Overview Section in MAT

After opening the heap dump, we will see an overview of the application’s memory usage. The piechart shows the biggest objects by retained size in the overview tab as shown here:


For our application, this information in the overview means if we could dispose of a particular instance of java.lang.Thread we will save 1.7 GB, and almost all of the memory used in this application.

Histogram View

While that might look promising, java.lang.Thread is unlikely to be the real problem here. To get a better insight into what objects currently exist, we will use the Histogram view:


We have filtered the histogram with a regular expression “io.pratik.* “ to show only the classes that match the pattern. With this view, we can see the number of live objects: for example, 243 BrandedProduct objects, and 309 Price Objects are alive in the system. We can also see the amount of memory each object is using.

There are two calculations, Shallow Heap and Retained Heap. A shallow heap is the amount of memory consumed by one object. An Object requires 32 (or 64 bits, depending on the architecture) for each reference. Primitives such as integers and longs require 4 or 8 bytes, etc… While this can be interesting, the more useful metric is the Retained Heap.

Retained Heap Size

The retained heap size is computed by adding the size of all the objects in the retained set. A retained set of X is the set of objects which would be removed by the Garbage Collector when X is collected.

The retained heap can be calculated in two different ways, using the quick approximation or the precise retained size:


By calculating the Retained Heap we can now see that io.pratik.ProductGroup is holding the majority of the memory, even though it is only 32 bytes (shallow heap size) by itself. By finding a way to free up this object, we can certainly get our memory problem under control.

Dominator Tree

The dominator tree is used to identify the retained heap. It is produced by the complex object graph generated at runtime and helps to identify the largest memory graphs. An Object X is said to dominate an Object Y if every path from the Root to Y must pass through X.

Looking at the dominator tree for our example, we can see which objects are retained in the memory. dominatortree We can see that the ProductGroup object holds the memory instead of the Thread object. We can probably fix the memory problem by releasing objects contained in this object.

- **Supplied entries**:
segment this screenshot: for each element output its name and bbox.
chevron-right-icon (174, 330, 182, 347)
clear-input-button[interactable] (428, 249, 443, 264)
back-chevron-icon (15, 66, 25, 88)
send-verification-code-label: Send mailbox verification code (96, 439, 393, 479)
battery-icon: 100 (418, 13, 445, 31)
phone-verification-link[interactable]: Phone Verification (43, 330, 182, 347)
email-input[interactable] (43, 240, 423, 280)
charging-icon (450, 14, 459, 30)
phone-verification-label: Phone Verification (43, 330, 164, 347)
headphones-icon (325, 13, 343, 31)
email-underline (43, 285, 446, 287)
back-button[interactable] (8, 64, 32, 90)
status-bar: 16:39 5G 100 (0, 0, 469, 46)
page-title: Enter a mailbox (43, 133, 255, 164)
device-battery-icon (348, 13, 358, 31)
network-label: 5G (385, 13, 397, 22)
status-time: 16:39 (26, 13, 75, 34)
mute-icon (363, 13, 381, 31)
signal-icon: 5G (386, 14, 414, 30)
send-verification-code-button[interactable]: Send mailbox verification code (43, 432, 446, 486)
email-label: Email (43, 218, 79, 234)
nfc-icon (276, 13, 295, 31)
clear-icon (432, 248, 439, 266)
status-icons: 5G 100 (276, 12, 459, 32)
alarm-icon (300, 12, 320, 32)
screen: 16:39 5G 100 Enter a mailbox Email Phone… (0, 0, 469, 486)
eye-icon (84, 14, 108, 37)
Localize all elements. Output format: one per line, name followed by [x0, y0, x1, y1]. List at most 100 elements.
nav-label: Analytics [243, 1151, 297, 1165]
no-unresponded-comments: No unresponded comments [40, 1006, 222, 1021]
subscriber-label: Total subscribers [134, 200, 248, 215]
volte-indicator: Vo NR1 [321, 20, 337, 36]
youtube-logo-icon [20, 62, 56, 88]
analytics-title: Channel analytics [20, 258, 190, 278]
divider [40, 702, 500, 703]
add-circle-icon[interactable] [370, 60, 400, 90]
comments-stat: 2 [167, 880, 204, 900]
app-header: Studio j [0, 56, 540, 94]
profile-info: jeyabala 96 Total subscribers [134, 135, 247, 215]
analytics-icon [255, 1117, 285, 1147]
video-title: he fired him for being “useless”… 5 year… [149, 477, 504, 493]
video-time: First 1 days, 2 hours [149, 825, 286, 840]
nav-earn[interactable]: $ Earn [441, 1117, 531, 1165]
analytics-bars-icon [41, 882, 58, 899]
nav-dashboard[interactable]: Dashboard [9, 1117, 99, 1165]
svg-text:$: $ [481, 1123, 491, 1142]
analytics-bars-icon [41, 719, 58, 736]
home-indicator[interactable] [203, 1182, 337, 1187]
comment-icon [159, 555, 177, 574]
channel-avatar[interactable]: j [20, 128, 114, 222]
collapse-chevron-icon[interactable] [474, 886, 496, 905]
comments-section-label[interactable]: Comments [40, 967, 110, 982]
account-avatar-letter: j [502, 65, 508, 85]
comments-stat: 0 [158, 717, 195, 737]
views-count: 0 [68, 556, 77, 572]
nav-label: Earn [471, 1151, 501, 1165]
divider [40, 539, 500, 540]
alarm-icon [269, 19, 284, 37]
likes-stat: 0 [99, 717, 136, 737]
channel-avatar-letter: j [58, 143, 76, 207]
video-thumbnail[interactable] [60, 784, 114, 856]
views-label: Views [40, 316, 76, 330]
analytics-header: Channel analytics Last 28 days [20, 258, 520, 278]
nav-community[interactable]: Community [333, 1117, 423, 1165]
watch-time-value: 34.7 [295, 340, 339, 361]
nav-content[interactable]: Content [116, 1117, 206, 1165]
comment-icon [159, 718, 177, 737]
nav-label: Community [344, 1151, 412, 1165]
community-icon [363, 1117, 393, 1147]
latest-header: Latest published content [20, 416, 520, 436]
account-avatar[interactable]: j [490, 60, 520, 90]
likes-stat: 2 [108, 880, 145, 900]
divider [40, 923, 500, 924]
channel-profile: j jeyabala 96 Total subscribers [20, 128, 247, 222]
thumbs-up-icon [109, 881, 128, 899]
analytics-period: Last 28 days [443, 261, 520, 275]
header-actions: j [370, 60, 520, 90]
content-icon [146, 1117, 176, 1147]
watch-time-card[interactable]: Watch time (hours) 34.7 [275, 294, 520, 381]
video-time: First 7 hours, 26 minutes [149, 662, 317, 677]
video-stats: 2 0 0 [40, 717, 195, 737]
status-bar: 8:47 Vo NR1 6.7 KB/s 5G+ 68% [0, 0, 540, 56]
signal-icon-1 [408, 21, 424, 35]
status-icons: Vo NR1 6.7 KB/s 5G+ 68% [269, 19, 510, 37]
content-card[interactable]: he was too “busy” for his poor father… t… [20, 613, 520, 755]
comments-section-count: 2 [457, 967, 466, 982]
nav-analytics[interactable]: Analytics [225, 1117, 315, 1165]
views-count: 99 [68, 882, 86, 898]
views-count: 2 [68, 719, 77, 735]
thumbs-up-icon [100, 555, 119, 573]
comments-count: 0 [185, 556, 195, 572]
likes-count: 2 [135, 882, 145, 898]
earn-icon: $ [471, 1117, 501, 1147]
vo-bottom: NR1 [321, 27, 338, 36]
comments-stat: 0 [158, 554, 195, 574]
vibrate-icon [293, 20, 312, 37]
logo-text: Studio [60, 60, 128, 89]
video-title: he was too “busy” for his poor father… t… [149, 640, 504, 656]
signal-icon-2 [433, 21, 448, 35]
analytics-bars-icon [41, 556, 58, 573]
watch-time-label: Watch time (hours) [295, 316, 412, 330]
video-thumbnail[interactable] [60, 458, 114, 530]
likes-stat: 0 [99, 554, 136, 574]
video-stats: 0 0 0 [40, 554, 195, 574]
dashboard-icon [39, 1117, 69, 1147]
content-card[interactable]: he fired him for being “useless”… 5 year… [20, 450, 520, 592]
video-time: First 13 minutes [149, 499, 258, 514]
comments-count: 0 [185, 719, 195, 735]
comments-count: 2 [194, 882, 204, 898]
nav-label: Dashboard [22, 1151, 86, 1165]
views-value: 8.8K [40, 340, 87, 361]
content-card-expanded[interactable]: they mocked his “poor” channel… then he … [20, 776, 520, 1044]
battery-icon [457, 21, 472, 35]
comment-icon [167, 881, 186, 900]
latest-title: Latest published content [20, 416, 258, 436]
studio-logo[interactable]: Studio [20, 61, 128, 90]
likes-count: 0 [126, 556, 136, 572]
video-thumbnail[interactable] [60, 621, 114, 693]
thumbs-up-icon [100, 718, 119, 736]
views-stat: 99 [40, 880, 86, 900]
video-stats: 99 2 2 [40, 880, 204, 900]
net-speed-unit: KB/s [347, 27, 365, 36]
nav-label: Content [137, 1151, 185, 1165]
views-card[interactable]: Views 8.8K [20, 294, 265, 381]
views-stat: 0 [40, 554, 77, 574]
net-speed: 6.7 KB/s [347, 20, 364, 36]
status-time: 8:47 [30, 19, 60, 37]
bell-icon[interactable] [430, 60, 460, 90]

- **Instructions**:
a) In the MAT memory analysis passage, how many BrandedProduct objects are alive in the system?
b) List every section heading in the MAT memory analysis passage.
c) Please continue the MAT memory analysis passage from its last sentence.
The lines are not needed here.

- **Answers per task**:
a) 243

b) Overview Section in MAT; Histogram View; Retained Heap Size; Dominator Tree

c)
Leak Suspects Report

We can also generate a “Leak Suspects Report” to find a suspected big object or set of objects. This report presents the findings on an HTML page and is also saved in a zip file next to the heap dump file.

Due to its smaller size, it is preferable to share the “Leak Suspects Report” report with teams specialized in performing analysis tasks instead of the raw heap dump file.

The report has a pie chart, which gives the size of the suspected objects:


For our example, we have one suspect labeled as “Problem Suspect 1” which is further described with a short description:


Apart from the summary, this report also contains detailed information about the suspects which is accessed by following the “details” link at the bottom of the report:


The detailed information is comprised of :

  1. Shortest paths from GC root to the accumulation point: Here we can see all the classes and fields through which the reference chain is going, which gives a good understanding of how the objects are held. In this report, we can see the reference chain going from the Thread to the ProductGroup object.

  2. Accumulated Objects in Dominator Tree: This gives some information about the content which is accumulated which is a collection of GroceryProduct objects here.


In this post, we introduced the heap dump, which is a snapshot of a Java application’s object memory graph at runtime. To illustrate, we captured the heap dump from a program that threw an OutOfMemoryError at runtime.

We then looked at some of the basic concepts of heap dump analysis with Eclipse Memory Analyzer: large objects, GC roots, shallow vs. retained heap, and dominator tree, all of which together will help us to identify the root cause of specific memory issues.